● **EXERCISE GOAL**:
Say how many lines hold the string "рабочего"; please write nothing but the number.

"""

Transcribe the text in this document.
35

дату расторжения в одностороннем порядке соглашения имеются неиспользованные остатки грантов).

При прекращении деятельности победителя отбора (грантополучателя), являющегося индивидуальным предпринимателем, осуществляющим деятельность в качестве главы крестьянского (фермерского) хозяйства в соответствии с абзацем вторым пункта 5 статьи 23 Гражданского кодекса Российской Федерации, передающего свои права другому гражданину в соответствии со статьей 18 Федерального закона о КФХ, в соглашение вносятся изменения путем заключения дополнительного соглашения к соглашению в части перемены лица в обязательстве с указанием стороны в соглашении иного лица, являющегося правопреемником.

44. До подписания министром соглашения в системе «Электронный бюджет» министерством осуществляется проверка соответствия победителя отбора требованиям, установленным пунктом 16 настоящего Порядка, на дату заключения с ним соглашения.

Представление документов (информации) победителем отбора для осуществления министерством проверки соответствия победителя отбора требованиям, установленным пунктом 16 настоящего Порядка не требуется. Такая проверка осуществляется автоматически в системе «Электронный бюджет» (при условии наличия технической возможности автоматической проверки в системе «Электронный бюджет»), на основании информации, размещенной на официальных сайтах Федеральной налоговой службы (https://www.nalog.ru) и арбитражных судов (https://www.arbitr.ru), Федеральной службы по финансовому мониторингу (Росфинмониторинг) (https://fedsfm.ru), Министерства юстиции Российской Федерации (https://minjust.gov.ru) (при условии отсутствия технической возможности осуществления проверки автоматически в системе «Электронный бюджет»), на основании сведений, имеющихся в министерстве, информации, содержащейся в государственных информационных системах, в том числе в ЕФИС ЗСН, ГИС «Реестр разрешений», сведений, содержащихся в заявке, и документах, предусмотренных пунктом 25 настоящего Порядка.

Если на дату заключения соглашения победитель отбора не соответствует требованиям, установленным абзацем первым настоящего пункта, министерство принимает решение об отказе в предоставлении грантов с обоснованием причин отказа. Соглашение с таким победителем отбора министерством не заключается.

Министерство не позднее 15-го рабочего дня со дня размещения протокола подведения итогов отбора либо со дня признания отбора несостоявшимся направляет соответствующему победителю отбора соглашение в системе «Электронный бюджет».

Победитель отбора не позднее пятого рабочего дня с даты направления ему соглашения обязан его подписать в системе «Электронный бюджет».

"""

● **FULL SOLUTION**:
2